== Your instructions ==
All lines in the data bearing the string "Statement" should be identified and copied.

== Records provided ==
◇ ◇ ◇ ◇ ◇

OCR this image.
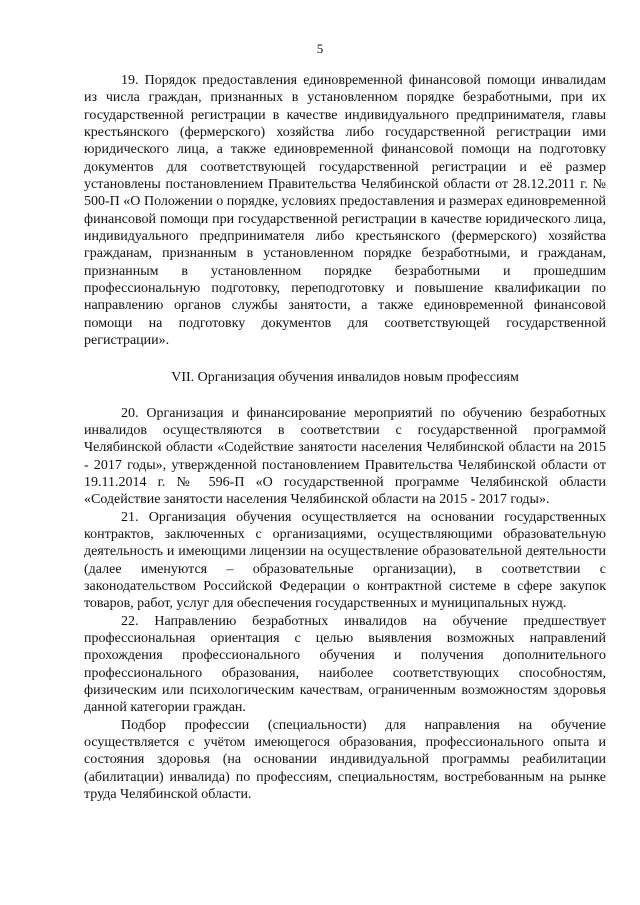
5

19. Порядок предоставления единовременной финансовой помощи инвалидам из числа граждан, признанных в установленном порядке безработными, при их государственной регистрации в качестве индивидуального предпринимателя, главы крестьянского (фермерского) хозяйства либо государственной регистрации ими юридического лица, а также единовременной финансовой помощи на подготовку документов для соответствующей государственной регистрации и её размер установлены постановлением Правительства Челябинской области от 28.12.2011 г. № 500-П «О Положении о порядке, условиях предоставления и размерах единовременной финансовой помощи при государственной регистрации в качестве юридического лица, индивидуального предпринимателя либо крестьянского (фермерского) хозяйства гражданам, признанным в установленном порядке безработными, и гражданам, признанным в установленном порядке безработными и прошедшим профессиональную подготовку, переподготовку и повышение квалификации по направлению органов службы занятости, а также единовременной финансовой помощи на подготовку документов для соответствующей государственной регистрации».

VII. Организация обучения инвалидов новым профессиям

20. Организация и финансирование мероприятий по обучению безработных инвалидов осуществляются в соответствии с государственной программой Челябинской области «Содействие занятости населения Челябинской области на 2015 - 2017 годы», утвержденной постановлением Правительства Челябинской области от 19.11.2014 г. № 596-П «О государственной программе Челябинской области «Содействие занятости населения Челябинской области на 2015 - 2017 годы».

21. Организация обучения осуществляется на основании государственных контрактов, заключенных с организациями, осуществляющими образовательную деятельность и имеющими лицензии на осуществление образовательной деятельности (далее именуются – образовательные организации), в соответствии с законодательством Российской Федерации о контрактной системе в сфере закупок товаров, работ, услуг для обеспечения государственных и муниципальных нужд.

22. Направлению безработных инвалидов на обучение предшествует профессиональная ориентация с целью выявления возможных направлений прохождения профессионального обучения и получения дополнительного профессионального образования, наиболее соответствующих способностям, физическим или психологическим качествам, ограниченным возможностям здоровья данной категории граждан.

Подбор профессии (специальности) для направления на обучение осуществляется с учётом имеющегося образования, профессионального опыта и состояния здоровья (на основании индивидуальной программы реабилитации (абилитации) инвалида) по профессиям, специальностям, востребованным на рынке труда Челябинской области.
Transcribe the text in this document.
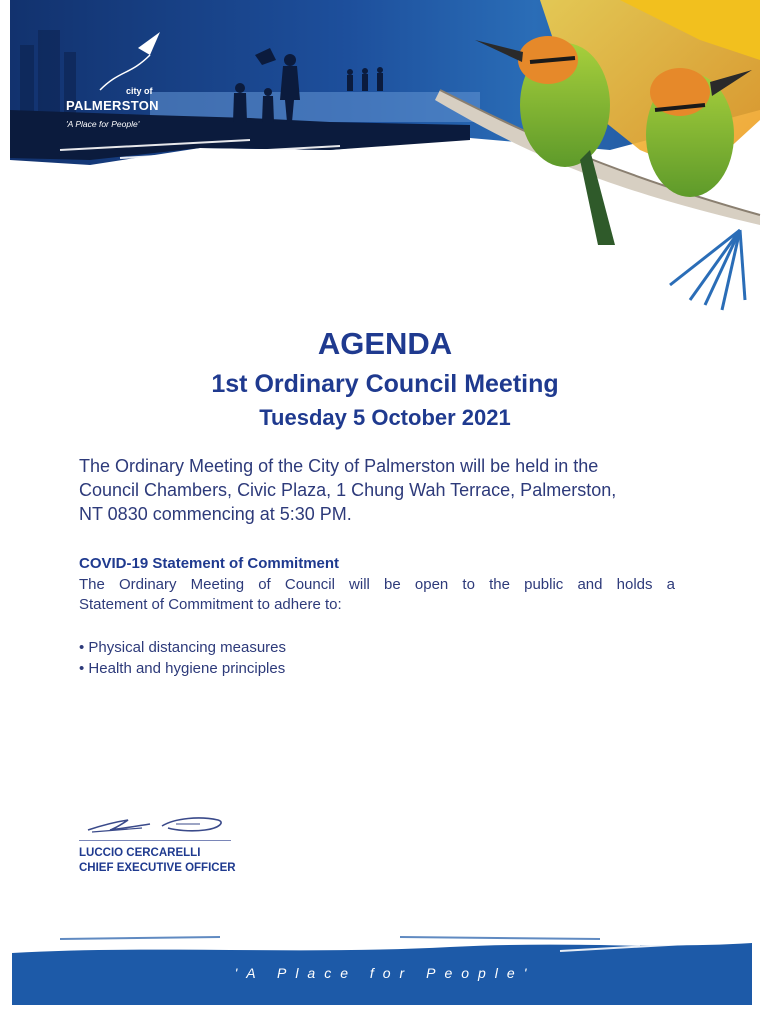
city of
PALMERSTON
'A Place for People'
AGENDA
1st Ordinary Council Meeting
Tuesday 5 October 2021
The Ordinary Meeting of the City of Palmerston will be held in the
Council Chambers, Civic Plaza, 1 Chung Wah Terrace, Palmerston,
NT 0830 commencing at 5:30 PM.
COVID-19 Statement of Commitment
The Ordinary Meeting of Council will be open to the public and holds a
Statement of Commitment to adhere to:
• Physical distancing measures
• Health and hygiene principles
LUCCIO CERCARELLI
CHIEF EXECUTIVE OFFICER
'A Place for People'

◇ ◇ ◇ ◇ ◇

== Task result ==
COVID-19 Statement of Commitment
Statement of Commitment to adhere to:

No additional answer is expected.